++++ Study material

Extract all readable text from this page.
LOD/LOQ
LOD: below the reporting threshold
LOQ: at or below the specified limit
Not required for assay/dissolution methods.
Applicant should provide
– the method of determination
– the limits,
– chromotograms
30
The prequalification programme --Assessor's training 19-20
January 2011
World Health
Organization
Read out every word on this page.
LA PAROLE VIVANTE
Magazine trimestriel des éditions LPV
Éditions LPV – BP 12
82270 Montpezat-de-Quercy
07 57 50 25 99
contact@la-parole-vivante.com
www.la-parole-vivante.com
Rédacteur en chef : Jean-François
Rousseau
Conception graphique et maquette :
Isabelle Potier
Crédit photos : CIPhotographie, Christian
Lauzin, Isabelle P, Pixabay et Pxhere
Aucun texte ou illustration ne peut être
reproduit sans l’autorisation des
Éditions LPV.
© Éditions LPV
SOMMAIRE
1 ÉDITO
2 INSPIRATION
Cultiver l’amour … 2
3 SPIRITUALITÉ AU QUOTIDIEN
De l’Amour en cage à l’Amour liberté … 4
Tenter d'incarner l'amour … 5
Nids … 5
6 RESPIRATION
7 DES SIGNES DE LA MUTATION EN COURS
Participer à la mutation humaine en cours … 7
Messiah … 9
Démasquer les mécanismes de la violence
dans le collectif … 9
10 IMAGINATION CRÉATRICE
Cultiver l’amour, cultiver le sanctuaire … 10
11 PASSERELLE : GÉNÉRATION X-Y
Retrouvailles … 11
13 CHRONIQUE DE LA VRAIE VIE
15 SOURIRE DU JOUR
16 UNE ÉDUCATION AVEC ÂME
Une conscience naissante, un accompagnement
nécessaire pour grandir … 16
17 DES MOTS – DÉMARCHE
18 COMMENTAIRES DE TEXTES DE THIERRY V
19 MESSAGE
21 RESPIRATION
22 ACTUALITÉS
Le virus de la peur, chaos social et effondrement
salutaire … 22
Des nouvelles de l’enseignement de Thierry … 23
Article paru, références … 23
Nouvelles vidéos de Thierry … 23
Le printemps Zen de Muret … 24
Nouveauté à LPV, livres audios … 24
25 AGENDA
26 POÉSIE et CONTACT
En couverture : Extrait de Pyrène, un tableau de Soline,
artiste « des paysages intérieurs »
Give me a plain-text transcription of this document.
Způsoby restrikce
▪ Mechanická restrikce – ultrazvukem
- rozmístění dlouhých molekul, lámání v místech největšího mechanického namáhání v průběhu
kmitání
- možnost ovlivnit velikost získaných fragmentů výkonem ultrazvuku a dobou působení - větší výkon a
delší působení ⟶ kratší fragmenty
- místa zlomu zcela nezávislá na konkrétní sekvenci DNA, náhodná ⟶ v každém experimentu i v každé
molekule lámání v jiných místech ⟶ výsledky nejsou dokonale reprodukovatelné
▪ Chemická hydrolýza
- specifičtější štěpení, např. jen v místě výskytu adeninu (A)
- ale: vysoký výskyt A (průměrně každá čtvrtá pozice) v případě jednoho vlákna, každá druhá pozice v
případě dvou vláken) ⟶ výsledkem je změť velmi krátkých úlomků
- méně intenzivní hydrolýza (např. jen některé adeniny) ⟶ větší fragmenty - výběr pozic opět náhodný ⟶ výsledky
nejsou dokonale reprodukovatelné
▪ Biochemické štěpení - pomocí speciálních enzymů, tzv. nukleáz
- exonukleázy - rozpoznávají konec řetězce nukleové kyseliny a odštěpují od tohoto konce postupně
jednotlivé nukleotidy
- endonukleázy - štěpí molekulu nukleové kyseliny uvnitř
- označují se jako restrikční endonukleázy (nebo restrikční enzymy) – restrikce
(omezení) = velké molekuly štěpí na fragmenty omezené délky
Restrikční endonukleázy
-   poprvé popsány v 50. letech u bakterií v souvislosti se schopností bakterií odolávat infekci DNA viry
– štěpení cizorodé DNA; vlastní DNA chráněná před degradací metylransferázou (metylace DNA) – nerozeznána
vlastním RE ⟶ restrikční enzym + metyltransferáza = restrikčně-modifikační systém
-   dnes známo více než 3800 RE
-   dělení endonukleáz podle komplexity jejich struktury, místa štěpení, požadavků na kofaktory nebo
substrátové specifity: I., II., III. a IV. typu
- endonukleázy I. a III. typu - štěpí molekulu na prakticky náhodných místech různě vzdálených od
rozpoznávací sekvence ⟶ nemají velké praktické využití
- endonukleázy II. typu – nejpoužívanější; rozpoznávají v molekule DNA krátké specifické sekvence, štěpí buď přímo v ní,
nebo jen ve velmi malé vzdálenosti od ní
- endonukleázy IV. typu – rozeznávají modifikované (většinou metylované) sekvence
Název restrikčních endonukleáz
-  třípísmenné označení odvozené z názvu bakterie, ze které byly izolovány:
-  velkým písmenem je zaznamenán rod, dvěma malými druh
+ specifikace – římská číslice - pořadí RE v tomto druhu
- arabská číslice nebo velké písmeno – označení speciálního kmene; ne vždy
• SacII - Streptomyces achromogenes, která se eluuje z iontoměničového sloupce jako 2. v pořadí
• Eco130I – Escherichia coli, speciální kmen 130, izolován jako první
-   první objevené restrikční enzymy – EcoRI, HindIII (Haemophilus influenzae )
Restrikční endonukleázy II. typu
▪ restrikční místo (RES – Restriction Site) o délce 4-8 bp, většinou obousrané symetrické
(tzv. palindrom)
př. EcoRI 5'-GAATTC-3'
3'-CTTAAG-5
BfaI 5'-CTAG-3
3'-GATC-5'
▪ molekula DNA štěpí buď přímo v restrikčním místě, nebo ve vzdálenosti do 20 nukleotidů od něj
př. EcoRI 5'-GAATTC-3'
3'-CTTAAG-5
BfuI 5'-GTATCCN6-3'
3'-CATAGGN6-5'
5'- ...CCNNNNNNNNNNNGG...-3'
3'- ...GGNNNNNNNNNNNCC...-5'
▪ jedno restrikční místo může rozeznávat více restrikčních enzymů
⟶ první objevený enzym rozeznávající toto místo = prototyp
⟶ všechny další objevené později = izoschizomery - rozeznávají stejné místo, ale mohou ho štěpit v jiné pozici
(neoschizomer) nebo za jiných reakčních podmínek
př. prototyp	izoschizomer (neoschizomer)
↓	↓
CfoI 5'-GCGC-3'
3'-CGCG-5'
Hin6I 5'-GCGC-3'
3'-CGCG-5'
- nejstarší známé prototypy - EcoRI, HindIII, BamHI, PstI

++++++++

▶ [What the exercise asks]: Each line in the material with "Cultiver" in it must be reported.

▶ [Written solution]:
Cultiver l’amour … 2
Cultiver l’amour, cultiver le sanctuaire … 10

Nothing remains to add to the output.